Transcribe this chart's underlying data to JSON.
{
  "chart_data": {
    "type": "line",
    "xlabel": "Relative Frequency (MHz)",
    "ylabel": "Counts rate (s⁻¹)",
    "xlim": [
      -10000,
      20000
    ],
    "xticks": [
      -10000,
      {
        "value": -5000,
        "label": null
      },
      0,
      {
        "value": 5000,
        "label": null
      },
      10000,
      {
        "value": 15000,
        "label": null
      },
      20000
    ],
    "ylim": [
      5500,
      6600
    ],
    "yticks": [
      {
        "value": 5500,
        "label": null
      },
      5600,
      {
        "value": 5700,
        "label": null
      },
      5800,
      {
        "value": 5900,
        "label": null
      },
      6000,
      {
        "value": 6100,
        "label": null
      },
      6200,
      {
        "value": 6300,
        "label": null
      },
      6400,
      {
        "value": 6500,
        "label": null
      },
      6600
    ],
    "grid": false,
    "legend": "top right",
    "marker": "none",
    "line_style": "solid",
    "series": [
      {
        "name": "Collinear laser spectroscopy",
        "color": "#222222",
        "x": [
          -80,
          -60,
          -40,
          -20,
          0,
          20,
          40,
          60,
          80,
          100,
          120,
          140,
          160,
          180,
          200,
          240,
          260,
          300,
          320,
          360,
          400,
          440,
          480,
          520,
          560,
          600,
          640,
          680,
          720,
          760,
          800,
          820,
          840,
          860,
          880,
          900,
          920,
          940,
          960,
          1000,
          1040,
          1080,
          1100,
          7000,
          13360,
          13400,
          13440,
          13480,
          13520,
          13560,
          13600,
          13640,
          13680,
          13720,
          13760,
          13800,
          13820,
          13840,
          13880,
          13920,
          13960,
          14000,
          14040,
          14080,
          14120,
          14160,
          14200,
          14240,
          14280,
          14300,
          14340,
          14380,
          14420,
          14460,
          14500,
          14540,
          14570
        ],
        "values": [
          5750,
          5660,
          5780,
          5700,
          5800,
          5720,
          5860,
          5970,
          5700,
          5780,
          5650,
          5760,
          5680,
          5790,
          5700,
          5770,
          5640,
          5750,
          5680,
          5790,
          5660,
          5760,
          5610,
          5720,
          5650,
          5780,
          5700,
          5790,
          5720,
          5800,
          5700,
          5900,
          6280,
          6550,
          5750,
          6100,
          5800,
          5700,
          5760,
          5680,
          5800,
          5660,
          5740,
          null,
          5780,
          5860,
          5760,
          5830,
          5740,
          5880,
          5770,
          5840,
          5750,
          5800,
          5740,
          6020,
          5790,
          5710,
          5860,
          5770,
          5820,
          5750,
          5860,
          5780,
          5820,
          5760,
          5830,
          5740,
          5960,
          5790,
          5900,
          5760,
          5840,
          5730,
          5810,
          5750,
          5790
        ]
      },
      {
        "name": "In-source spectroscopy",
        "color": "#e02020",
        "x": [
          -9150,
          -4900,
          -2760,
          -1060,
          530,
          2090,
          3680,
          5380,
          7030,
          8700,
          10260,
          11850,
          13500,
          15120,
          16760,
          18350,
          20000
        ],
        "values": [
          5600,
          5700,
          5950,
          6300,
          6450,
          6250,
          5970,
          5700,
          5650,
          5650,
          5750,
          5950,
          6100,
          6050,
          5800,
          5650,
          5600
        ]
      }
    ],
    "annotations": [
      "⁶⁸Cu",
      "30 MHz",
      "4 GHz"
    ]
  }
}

□ □ □ □

> [Goal]: Please repeat all the records above exactly as they appear.

> [Output for this exercise]:
Transcribe this chart's underlying data to JSON.
{
  "chart_data": {
    "type": "line",
    "xlabel": "Relative Frequency (MHz)",
    "ylabel": "Counts rate (s⁻¹)",
    "xlim": [
      -10000,
      20000
    ],
    "xticks": [
      -10000,
      {
        "value": -5000,
        "label": null
      },
      0,
      {
        "value": 5000,
        "label": null
      },
      10000,
      {
        "value": 15000,
        "label": null
      },
      20000
    ],
    "ylim": [
      5500,
      6600
    ],
    "yticks": [
      {
        "value": 5500,
        "label": null
      },
      5600,
      {
        "value": 5700,
        "label": null
      },
      5800,
      {
        "value": 5900,
        "label": null
      },
      6000,
      {
        "value": 6100,
        "label": null
      },
      6200,
      {
        "value": 6300,
        "label": null
      },
      6400,
      {
        "value": 6500,
        "label": null
      },
      6600
    ],
    "grid": false,
    "legend": "top right",
    "marker": "none",
    "line_style": "solid",
    "series": [
      {
        "name": "Collinear laser spectroscopy",
        "color": "#222222",
        "x": [
          -80,
          -60,
          -40,
          -20,
          0,
          20,
          40,
          60,
          80,
          100,
          120,
          140,
          160,
          180,
          200,
          240,
          260,
          300,
          320,
          360,
          400,
          440,
          480,
          520,
          560,
          600,
          640,
          680,
          720,
          760,
          800,
          820,
          840,
          860,
          880,
          900,
          920,
          940,
          960,
          1000,
          1040,
          1080,
          1100,
          7000,
          13360,
          13400,
          13440,
          13480,
          13520,
          13560,
          13600,
          13640,
          13680,
          13720,
          13760,
          13800,
          13820,
          13840,
          13880,
          13920,
          13960,
          14000,
          14040,
          14080,
          14120,
          14160,
          14200,
          14240,
          14280,
          14300,
          14340,
          14380,
          14420,
          14460,
          14500,
          14540,
          14570
        ],
        "values": [
          5750,
          5660,
          5780,
          5700,
          5800,
          5720,
          5860,
          5970,
          5700,
          5780,
          5650,
          5760,
          5680,
          5790,
          5700,
          5770,
          5640,
          5750,
          5680,
          5790,
          5660,
          5760,
          5610,
          5720,
          5650,
          5780,
          5700,
          5790,
          5720,
          5800,
          5700,
          5900,
          6280,
          6550,
          5750,
          6100,
          5800,
          5700,
          5760,
          5680,
          5800,
          5660,
          5740,
          null,
          5780,
          5860,
          5760,
          5830,
          5740,
          5880,
          5770,
          5840,
          5750,
          5800,
          5740,
          6020,
          5790,
          5710,
          5860,
          5770,
          5820,
          5750,
          5860,
          5780,
          5820,
          5760,
          5830,
          5740,
          5960,
          5790,
          5900,
          5760,
          5840,
          5730,
          5810,
          5750,
          5790
        ]
      },
      {
        "name": "In-source spectroscopy",
        "color": "#e02020",
        "x": [
          -9150,
          -4900,
          -2760,
          -1060,
          530,
          2090,
          3680,
          5380,
          7030,
          8700,
          10260,
          11850,
          13500,
          15120,
          16760,
          18350,
          20000
        ],
        "values": [
          5600,
          5700,
          5950,
          6300,
          6450,
          6250,
          5970,
          5700,
          5650,
          5650,
          5750,
          5950,
          6100,
          6050,
          5800,
          5650,
          5600
        ]
      }
    ],
    "annotations": [
      "⁶⁸Cu",
      "30 MHz",
      "4 GHz"
    ]
  }
}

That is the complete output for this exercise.